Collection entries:

* * * * * * * * *

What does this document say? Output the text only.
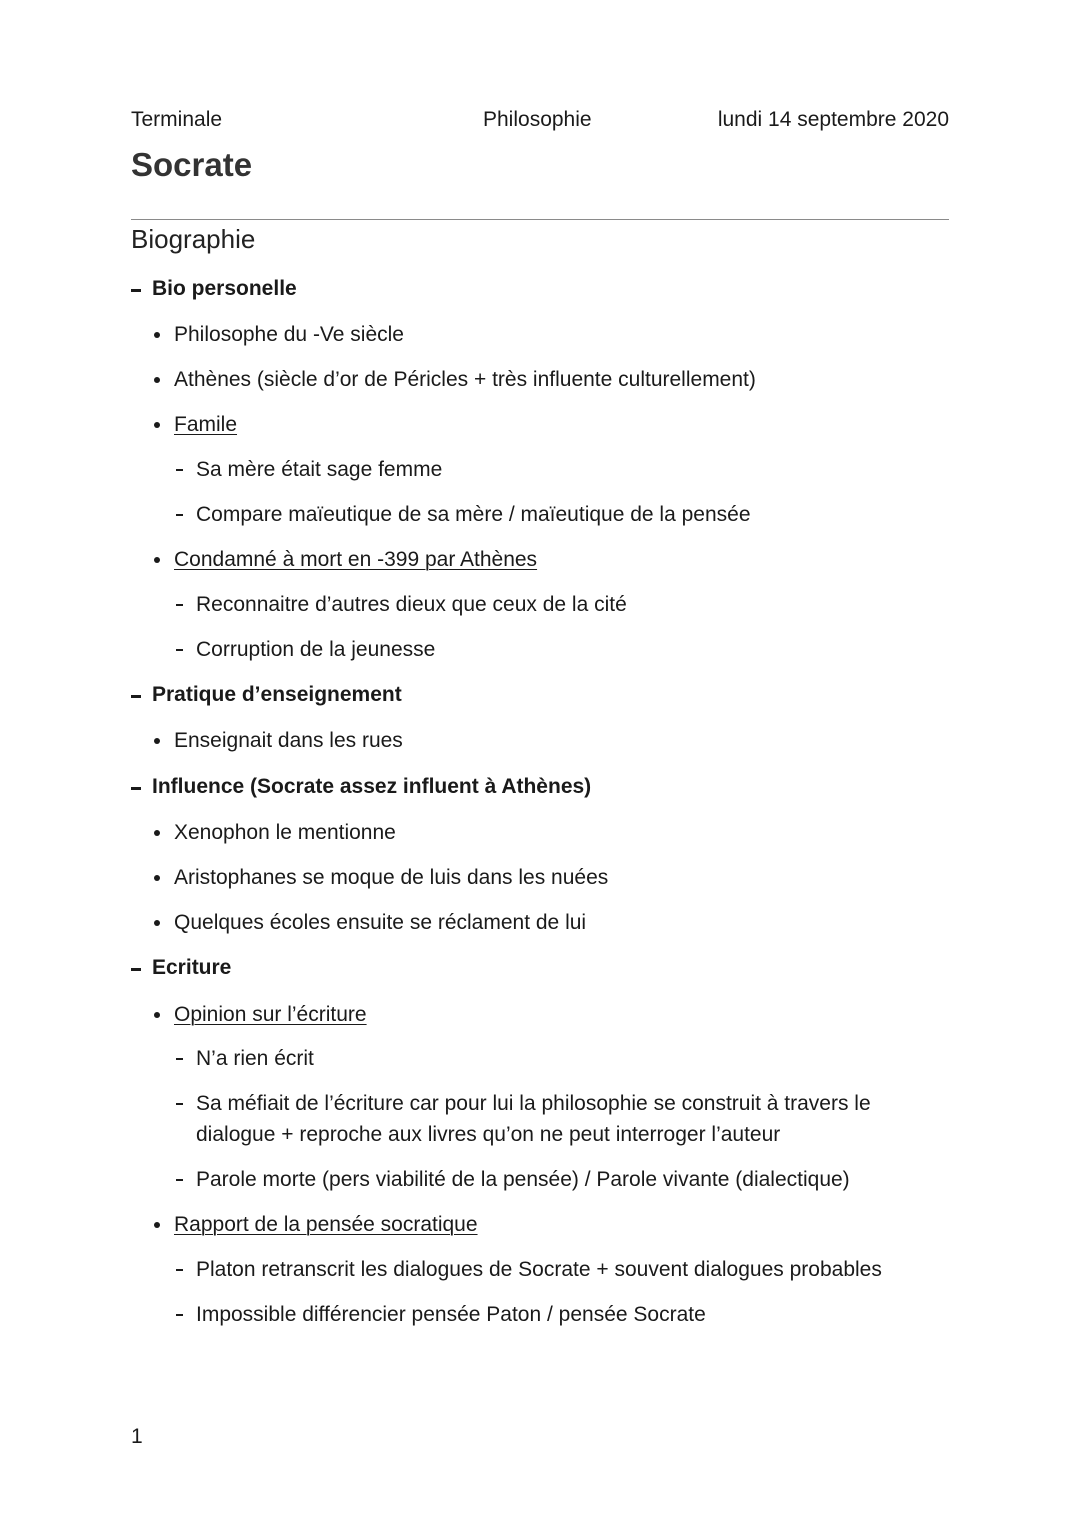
Terminale	Philosophie	lundi 14 septembre 2020
Socrate
Biographie
Bio personelle
Philosophe du -Ve siècle
Athènes (siècle d’or de Péricles + très influente culturellement)
Famile
Sa mère était sage femme
Compare maïeutique de sa mère / maïeutique de la pensée
Condamné à mort en -399 par Athènes
Reconnaitre d’autres dieux que ceux de la cité
Corruption de la jeunesse
Pratique d’enseignement
Enseignait dans les rues
Influence (Socrate assez influent à Athènes)
Xenophon le mentionne
Aristophanes se moque de luis dans les nuées
Quelques écoles ensuite se réclament de lui
Ecriture
Opinion sur l’écriture
N’a rien écrit
Sa méfiait de l’écriture car pour lui la philosophie se construit à travers le dialogue + reproche aux livres qu’on ne peut interroger l’auteur
Parole morte (pers viabilité de la pensée) / Parole vivante (dialectique)
Rapport de la pensée socratique
Platon retranscrit les dialogues de Socrate + souvent dialogues probables
Impossible différencier pensée Paton / pensée Socrate
1
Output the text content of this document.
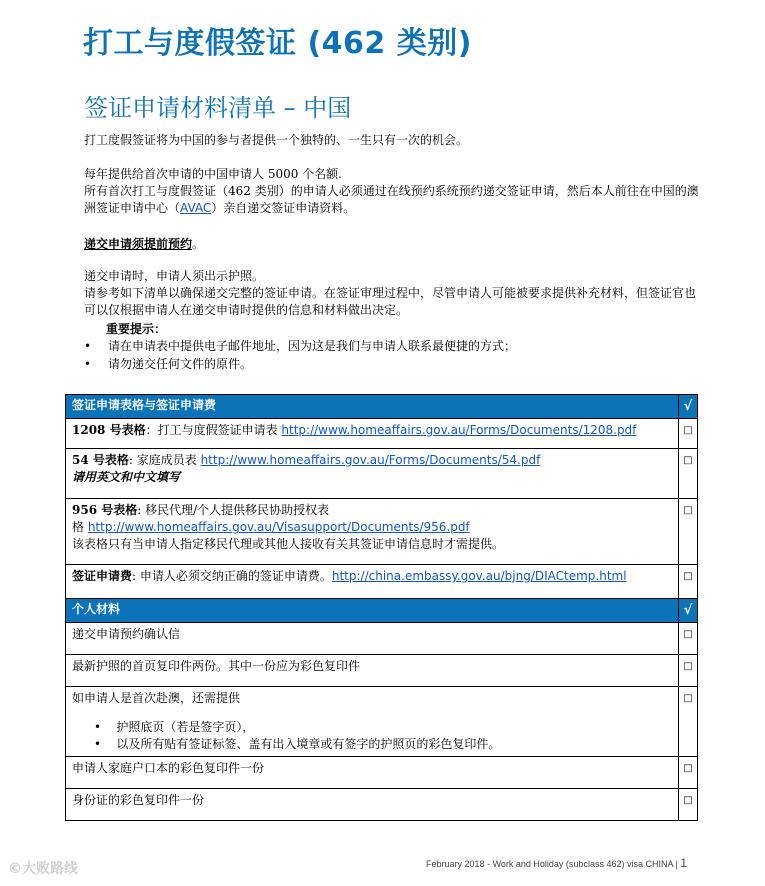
打工与度假签证 (462 类别)
签证申请材料清单 – 中国
打工度假签证将为中国的参与者提供一个独特的、一生只有一次的机会。
每年提供给首次申请的中国申请人 5000 个名额.
所有首次打工与度假签证（462 类别）的申请人必须通过在线预约系统预约递交签证申请，然后本人前往在中国的澳洲签证申请中心（AVAC）亲自递交签证申请资料。
递交申请须提前预约。
递交申请时，申请人须出示护照。
请参考如下清单以确保递交完整的签证申请。在签证审理过程中，尽管申请人可能被要求提供补充材料，但签证官也可以仅根据申请人在递交申请时提供的信息和材料做出决定。
重要提示：
• 请在申请表中提供电子邮件地址，因为这是我们与申请人联系最便捷的方式；
• 请勿递交任何文件的原件。
签证申请表格与签证申请费	√
1208 号表格：打工与度假签证申请表 http://www.homeaffairs.gov.au/Forms/Documents/1208.pdf	□
54 号表格: 家庭成员表 http://www.homeaffairs.gov.au/Forms/Documents/54.pdf
请用英文和中文填写	□
956 号表格: 移民代理/个人提供移民协助授权表
格 http://www.homeaffairs.gov.au/Visasupport/Documents/956.pdf
该表格只有当申请人指定移民代理或其他人接收有关其签证申请信息时才需提供。	□
签证申请费: 申请人必须交纳正确的签证申请费。http://china.embassy.gov.au/bjng/DIACtemp.html	□
个人材料	√
递交申请预约确认信	□
最新护照的首页复印件两份。其中一份应为彩色复印件	□

如申请人是首次赴澳，还需提供
•    护照底页（若是签字页），
•    以及所有贴有签证标签、盖有出入境章或有签字的护照页的彩色复印件。	□
申请人家庭户口本的彩色复印件一份	□
身份证的彩色复印件一份	□
February 2018 - Work and Holiday (subclass 462) visa CHINA | 1
©大败路线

* * * * * * * * *

PROBLEM REQUIREMENTS: Transcribe every line in the entries above, taking out only the images.

EXERCISE RESULT:
What does this document say? Output the text only.
Terminale	Philosophie	lundi 14 septembre 2020
Socrate
Biographie
Bio personelle
Philosophe du -Ve siècle
Athènes (siècle d’or de Péricles + très influente culturellement)
Famile
Sa mère était sage femme
Compare maïeutique de sa mère / maïeutique de la pensée
Condamné à mort en -399 par Athènes
Reconnaitre d’autres dieux que ceux de la cité
Corruption de la jeunesse
Pratique d’enseignement
Enseignait dans les rues
Influence (Socrate assez influent à Athènes)
Xenophon le mentionne
Aristophanes se moque de luis dans les nuées
Quelques écoles ensuite se réclament de lui
Ecriture
Opinion sur l’écriture
N’a rien écrit
Sa méfiait de l’écriture car pour lui la philosophie se construit à travers le dialogue + reproche aux livres qu’on ne peut interroger l’auteur
Parole morte (pers viabilité de la pensée) / Parole vivante (dialectique)
Rapport de la pensée socratique
Platon retranscrit les dialogues de Socrate + souvent dialogues probables
Impossible différencier pensée Paton / pensée Socrate
1
Output the text content of this document.
打工与度假签证 (462 类别)
签证申请材料清单 – 中国
打工度假签证将为中国的参与者提供一个独特的、一生只有一次的机会。
每年提供给首次申请的中国申请人 5000 个名额.
所有首次打工与度假签证（462 类别）的申请人必须通过在线预约系统预约递交签证申请，然后本人前往在中国的澳洲签证申请中心（AVAC）亲自递交签证申请资料。
递交申请须提前预约。
递交申请时，申请人须出示护照。
请参考如下清单以确保递交完整的签证申请。在签证审理过程中，尽管申请人可能被要求提供补充材料，但签证官也可以仅根据申请人在递交申请时提供的信息和材料做出决定。
重要提示：
• 请在申请表中提供电子邮件地址，因为这是我们与申请人联系最便捷的方式；
• 请勿递交任何文件的原件。
签证申请表格与签证申请费	√
1208 号表格：打工与度假签证申请表 http://www.homeaffairs.gov.au/Forms/Documents/1208.pdf	□
54 号表格: 家庭成员表 http://www.homeaffairs.gov.au/Forms/Documents/54.pdf
请用英文和中文填写	□
956 号表格: 移民代理/个人提供移民协助授权表
格 http://www.homeaffairs.gov.au/Visasupport/Documents/956.pdf
该表格只有当申请人指定移民代理或其他人接收有关其签证申请信息时才需提供。	□
签证申请费: 申请人必须交纳正确的签证申请费。http://china.embassy.gov.au/bjng/DIACtemp.html	□
个人材料	√
递交申请预约确认信	□
最新护照的首页复印件两份。其中一份应为彩色复印件	□

如申请人是首次赴澳，还需提供
•    护照底页（若是签字页），
•    以及所有贴有签证标签、盖有出入境章或有签字的护照页的彩色复印件。	□
申请人家庭户口本的彩色复印件一份	□
身份证的彩色复印件一份	□
February 2018 - Work and Holiday (subclass 462) visa CHINA | 1
©大败路线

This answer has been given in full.